RECORDS PROVIDED:

▬▬▬

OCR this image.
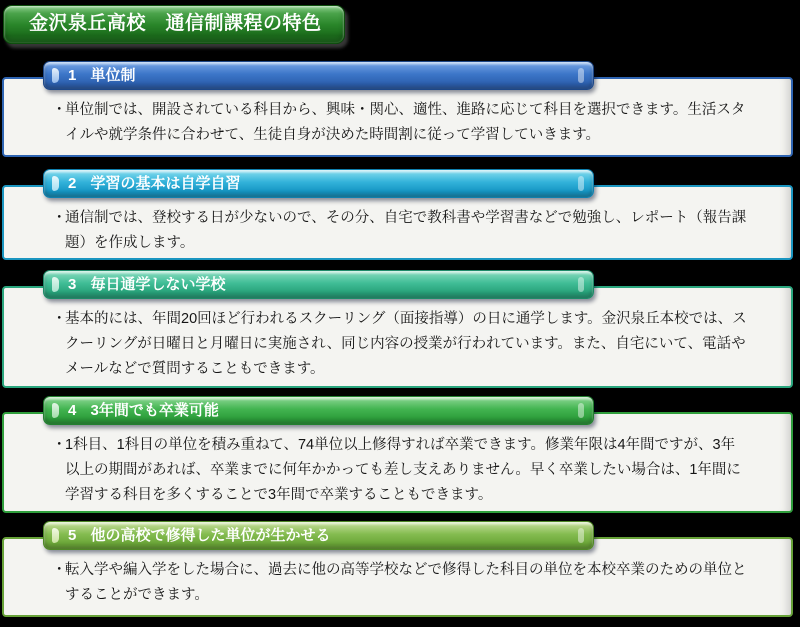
金沢泉丘高校　通信制課程の特色

・単位制では、開設されている科目から、興味・関心、適性、進路に応じて科目を選択できます。生活スタイルや就学条件に合わせて、生徒自身が決めた時間割に従って学習していきます。

1 単位制

・通信制では、登校する日が少ないので、その分、自宅で教科書や学習書などで勉強し、レポート（報告課題）を作成します。

2 学習の基本は自学自習

・基本的には、年間20回ほど行われるスクーリング（面接指導）の日に通学します。金沢泉丘本校では、スクーリングが日曜日と月曜日に実施され、同じ内容の授業が行われています。また、自宅にいて、電話やメールなどで質問することもできます。

3 毎日通学しない学校

・1科目、1科目の単位を積み重ねて、74単位以上修得すれば卒業できます。修業年限は4年間ですが、3年以上の期間があれば、卒業までに何年かかっても差し支えありません。早く卒業したい場合は、1年間に学習する科目を多くすることで3年間で卒業することもできます。

4 3年間でも卒業可能

・転入学や編入学をした場合に、過去に他の高等学校などで修得した科目の単位を本校卒業のための単位とすることができます。

5 他の高校で修得した単位が生かせる
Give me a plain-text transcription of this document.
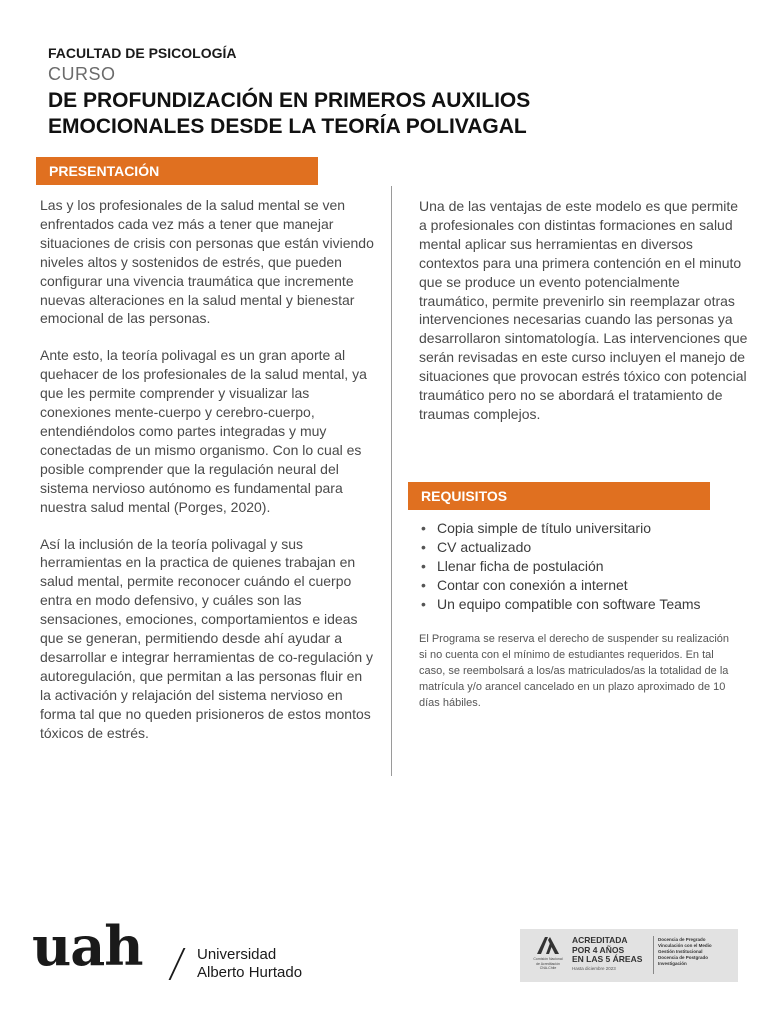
FACULTAD DE PSICOLOGÍA

CURSO

DE PROFUNDIZACIÓN EN PRIMEROS AUXILIOS
EMOCIONALES DESDE LA TEORÍA POLIVAGAL
PRESENTACIÓN

Las y los profesionales de la salud mental se ven enfrentados cada vez más a tener que manejar situaciones de crisis con personas que están viviendo niveles altos y sostenidos de estrés, que pueden configurar una vivencia traumática que incremente nuevas alteraciones en la salud mental y bienestar emocional de las personas.

Ante esto, la teoría polivagal es un gran aporte al quehacer de los profesionales de la salud mental, ya que les permite comprender y visualizar las conexiones mente-cuerpo y cerebro-cuerpo, entendiéndolos como partes integradas y muy conectadas de un mismo organismo. Con lo cual es posible comprender que la regulación neural del sistema nervioso autónomo es fundamental para nuestra salud mental (Porges, 2020).

Así la inclusión de la teoría polivagal y sus herramientas en la practica de quienes trabajan en salud mental, permite reconocer cuándo el cuerpo entra en modo defensivo, y cuáles son las sensaciones, emociones, comportamientos e ideas que se generan, permitiendo desde ahí ayudar a desarrollar e integrar herramientas de co-regulación y autoregulación, que permitan a las personas fluir en la activación y relajación del sistema nervioso en forma tal que no queden prisioneros de estos montos tóxicos de estrés.

Una de las ventajas de este modelo es que permite a profesionales con distintas formaciones en salud mental aplicar sus herramientas en diversos contextos para una primera contención en el minuto que se produce un evento potencialmente traumático, permite prevenirlo sin reemplazar otras intervenciones necesarias cuando las personas ya desarrollaron sintomatología. Las intervenciones que serán revisadas en este curso incluyen el manejo de situaciones que provocan estrés tóxico con potencial traumático pero no se abordará el tratamiento de traumas complejos.

REQUISITOS
• Copia simple de título universitario
• CV actualizado
• Llenar ficha de postulación
• Contar con conexión a internet
• Un equipo compatible con software Teams

El Programa se reserva el derecho de suspender su realización si no cuenta con el mínimo de estudiantes requeridos. En tal caso, se reembolsará a los/as matriculados/as la totalidad de la matrícula y/o arancel cancelado en un plazo aproximado de 10 días hábiles.

uah	Universidad
Alberto Hurtado
Comisión Nacional
de Acreditación
CNA-Chile
ACREDITADA
POR 4 AÑOS
EN LAS 5 ÁREAS
Hasta diciembre 2023
Docencia de Pregrado
Vinculación con el Medio
Gestión Institucional
Docencia de Postgrado
Investigación
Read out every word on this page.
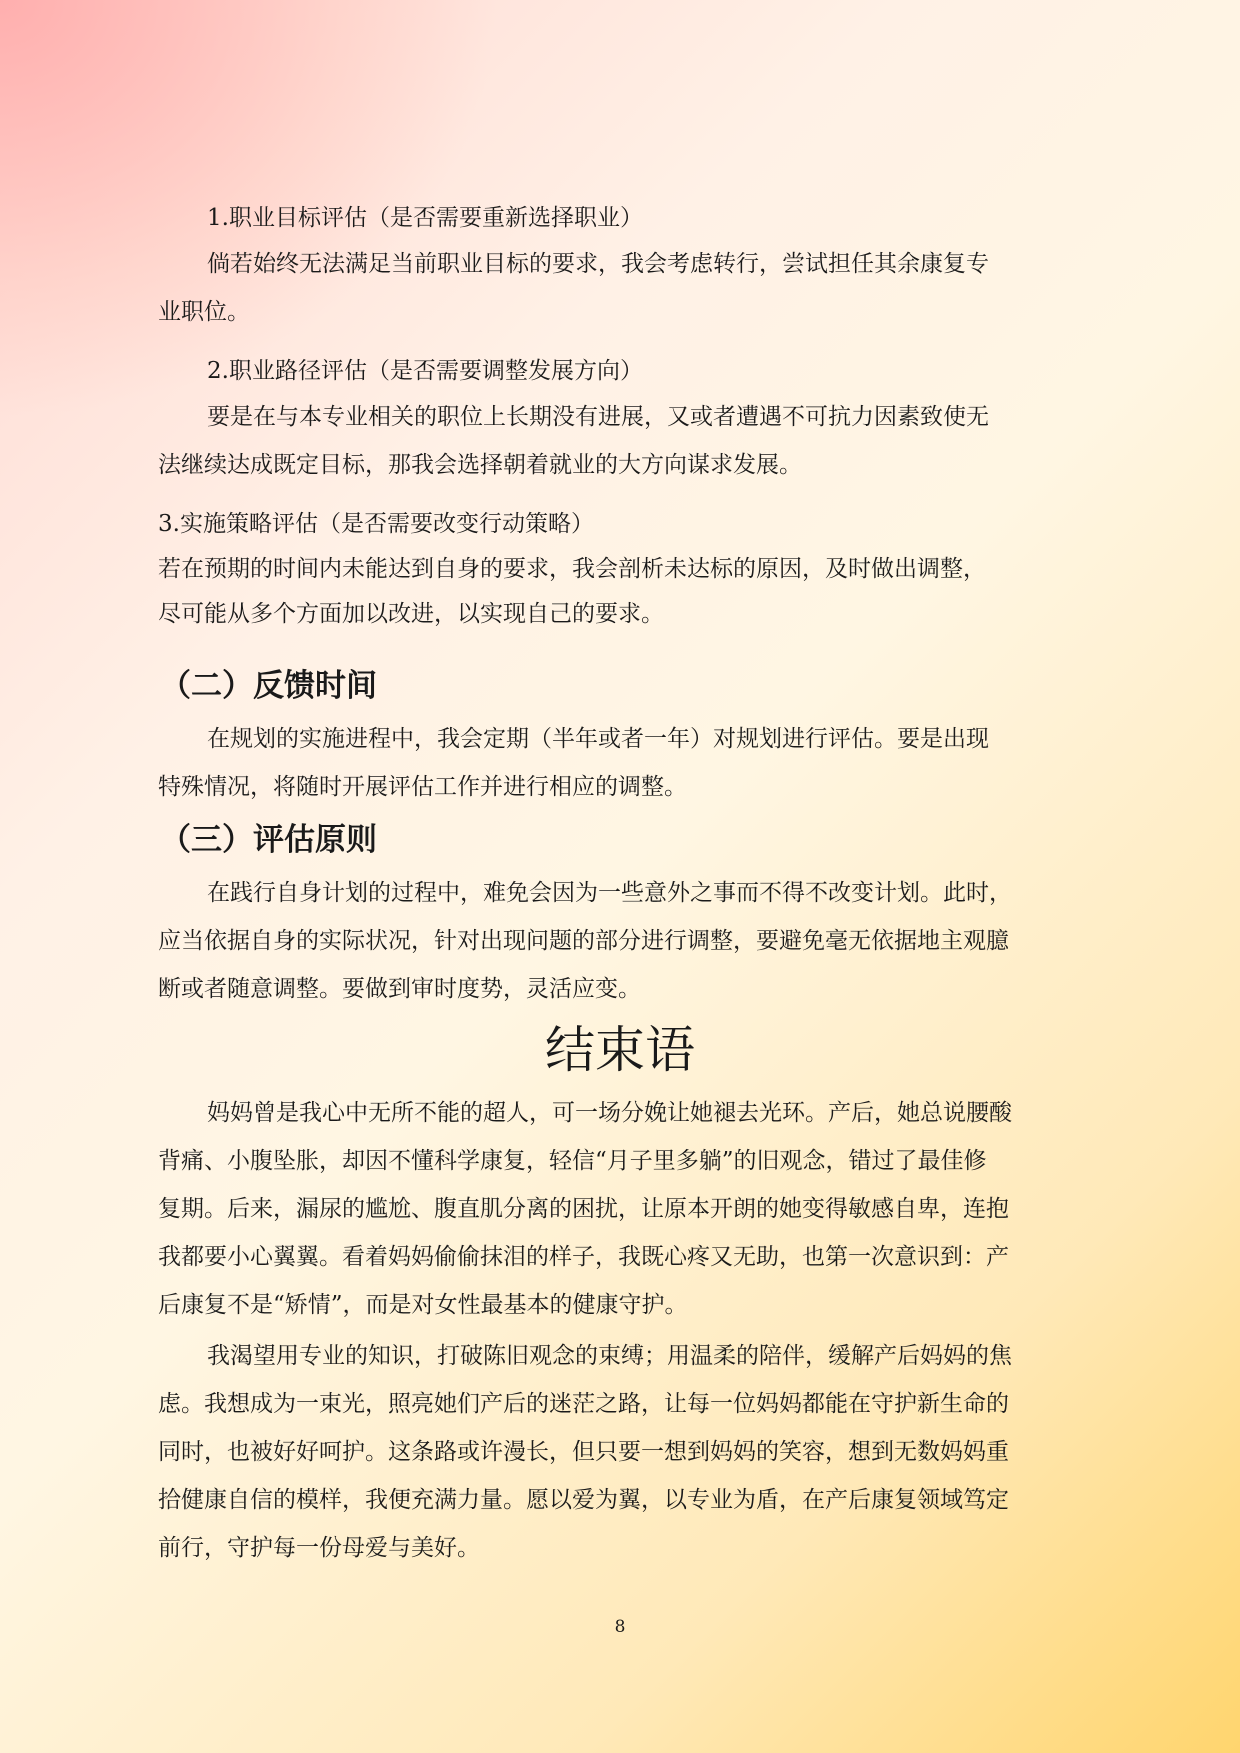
1.职业目标评估（是否需要重新选择职业）
倘若始终无法满足当前职业目标的要求，我会考虑转行，尝试担任其余康复专
业职位。
2.职业路径评估（是否需要调整发展方向）
要是在与本专业相关的职位上长期没有进展，又或者遭遇不可抗力因素致使无
法继续达成既定目标，那我会选择朝着就业的大方向谋求发展。
3.实施策略评估（是否需要改变行动策略）
若在预期的时间内未能达到自身的要求，我会剖析未达标的原因，及时做出调整，
尽可能从多个方面加以改进，以实现自己的要求。
（二）反馈时间
在规划的实施进程中，我会定期（半年或者一年）对规划进行评估。要是出现
特殊情况，将随时开展评估工作并进行相应的调整。
（三）评估原则
在践行自身计划的过程中，难免会因为一些意外之事而不得不改变计划。此时，
应当依据自身的实际状况，针对出现问题的部分进行调整，要避免毫无依据地主观臆
断或者随意调整。要做到审时度势，灵活应变。
结束语
妈妈曾是我心中无所不能的超人，可一场分娩让她褪去光环。产后，她总说腰酸
背痛、小腹坠胀，却因不懂科学康复，轻信“月子里多躺”的旧观念，错过了最佳修
复期。后来，漏尿的尴尬、腹直肌分离的困扰，让原本开朗的她变得敏感自卑，连抱
我都要小心翼翼。看着妈妈偷偷抹泪的样子，我既心疼又无助，也第一次意识到：产
后康复不是“矫情”，而是对女性最基本的健康守护。
我渴望用专业的知识，打破陈旧观念的束缚；用温柔的陪伴，缓解产后妈妈的焦
虑。我想成为一束光，照亮她们产后的迷茫之路，让每一位妈妈都能在守护新生命的
同时，也被好好呵护。这条路或许漫长，但只要一想到妈妈的笑容，想到无数妈妈重
拾健康自信的模样，我便充满力量。愿以爱为翼，以专业为盾，在产后康复领域笃定
前行，守护每一份母爱与美好。
8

▬▬▬

WHAT THE TASK REQUIRES: Pictures stay out; repeat all the rest of the records exactly.

RESULT OF THE TASK:
OCR this image.
金沢泉丘高校　通信制課程の特色

・単位制では、開設されている科目から、興味・関心、適性、進路に応じて科目を選択できます。生活スタイルや就学条件に合わせて、生徒自身が決めた時間割に従って学習していきます。

1 単位制

・通信制では、登校する日が少ないので、その分、自宅で教科書や学習書などで勉強し、レポート（報告課題）を作成します。

2 学習の基本は自学自習

・基本的には、年間20回ほど行われるスクーリング（面接指導）の日に通学します。金沢泉丘本校では、スクーリングが日曜日と月曜日に実施され、同じ内容の授業が行われています。また、自宅にいて、電話やメールなどで質問することもできます。

3 毎日通学しない学校

・1科目、1科目の単位を積み重ねて、74単位以上修得すれば卒業できます。修業年限は4年間ですが、3年以上の期間があれば、卒業までに何年かかっても差し支えありません。早く卒業したい場合は、1年間に学習する科目を多くすることで3年間で卒業することもできます。

4 3年間でも卒業可能

・転入学や編入学をした場合に、過去に他の高等学校などで修得した科目の単位を本校卒業のための単位とすることができます。

5 他の高校で修得した単位が生かせる
Give me a plain-text transcription of this document.
FACULTAD DE PSICOLOGÍA

CURSO

DE PROFUNDIZACIÓN EN PRIMEROS AUXILIOS
EMOCIONALES DESDE LA TEORÍA POLIVAGAL
PRESENTACIÓN

Las y los profesionales de la salud mental se ven enfrentados cada vez más a tener que manejar situaciones de crisis con personas que están viviendo niveles altos y sostenidos de estrés, que pueden configurar una vivencia traumática que incremente nuevas alteraciones en la salud mental y bienestar emocional de las personas.

Ante esto, la teoría polivagal es un gran aporte al quehacer de los profesionales de la salud mental, ya que les permite comprender y visualizar las conexiones mente-cuerpo y cerebro-cuerpo, entendiéndolos como partes integradas y muy conectadas de un mismo organismo. Con lo cual es posible comprender que la regulación neural del sistema nervioso autónomo es fundamental para nuestra salud mental (Porges, 2020).

Así la inclusión de la teoría polivagal y sus herramientas en la practica de quienes trabajan en salud mental, permite reconocer cuándo el cuerpo entra en modo defensivo, y cuáles son las sensaciones, emociones, comportamientos e ideas que se generan, permitiendo desde ahí ayudar a desarrollar e integrar herramientas de co-regulación y autoregulación, que permitan a las personas fluir en la activación y relajación del sistema nervioso en forma tal que no queden prisioneros de estos montos tóxicos de estrés.

Una de las ventajas de este modelo es que permite a profesionales con distintas formaciones en salud mental aplicar sus herramientas en diversos contextos para una primera contención en el minuto que se produce un evento potencialmente traumático, permite prevenirlo sin reemplazar otras intervenciones necesarias cuando las personas ya desarrollaron sintomatología. Las intervenciones que serán revisadas en este curso incluyen el manejo de situaciones que provocan estrés tóxico con potencial traumático pero no se abordará el tratamiento de traumas complejos.

REQUISITOS
• Copia simple de título universitario
• CV actualizado
• Llenar ficha de postulación
• Contar con conexión a internet
• Un equipo compatible con software Teams

El Programa se reserva el derecho de suspender su realización si no cuenta con el mínimo de estudiantes requeridos. En tal caso, se reembolsará a los/as matriculados/as la totalidad de la matrícula y/o arancel cancelado en un plazo aproximado de 10 días hábiles.

uah	Universidad
Alberto Hurtado
Comisión Nacional
de Acreditación
CNA-Chile
ACREDITADA
POR 4 AÑOS
EN LAS 5 ÁREAS
Hasta diciembre 2023
Docencia de Pregrado
Vinculación con el Medio
Gestión Institucional
Docencia de Postgrado
Investigación
Read out every word on this page.
1.职业目标评估（是否需要重新选择职业）
倘若始终无法满足当前职业目标的要求，我会考虑转行，尝试担任其余康复专
业职位。
2.职业路径评估（是否需要调整发展方向）
要是在与本专业相关的职位上长期没有进展，又或者遭遇不可抗力因素致使无
法继续达成既定目标，那我会选择朝着就业的大方向谋求发展。
3.实施策略评估（是否需要改变行动策略）
若在预期的时间内未能达到自身的要求，我会剖析未达标的原因，及时做出调整，
尽可能从多个方面加以改进，以实现自己的要求。
（二）反馈时间
在规划的实施进程中，我会定期（半年或者一年）对规划进行评估。要是出现
特殊情况，将随时开展评估工作并进行相应的调整。
（三）评估原则
在践行自身计划的过程中，难免会因为一些意外之事而不得不改变计划。此时，
应当依据自身的实际状况，针对出现问题的部分进行调整，要避免毫无依据地主观臆
断或者随意调整。要做到审时度势，灵活应变。
结束语
妈妈曾是我心中无所不能的超人，可一场分娩让她褪去光环。产后，她总说腰酸
背痛、小腹坠胀，却因不懂科学康复，轻信“月子里多躺”的旧观念，错过了最佳修
复期。后来，漏尿的尴尬、腹直肌分离的困扰，让原本开朗的她变得敏感自卑，连抱
我都要小心翼翼。看着妈妈偷偷抹泪的样子，我既心疼又无助，也第一次意识到：产
后康复不是“矫情”，而是对女性最基本的健康守护。
我渴望用专业的知识，打破陈旧观念的束缚；用温柔的陪伴，缓解产后妈妈的焦
虑。我想成为一束光，照亮她们产后的迷茫之路，让每一位妈妈都能在守护新生命的
同时，也被好好呵护。这条路或许漫长，但只要一想到妈妈的笑容，想到无数妈妈重
拾健康自信的模样，我便充满力量。愿以爱为翼，以专业为盾，在产后康复领域笃定
前行，守护每一份母爱与美好。
8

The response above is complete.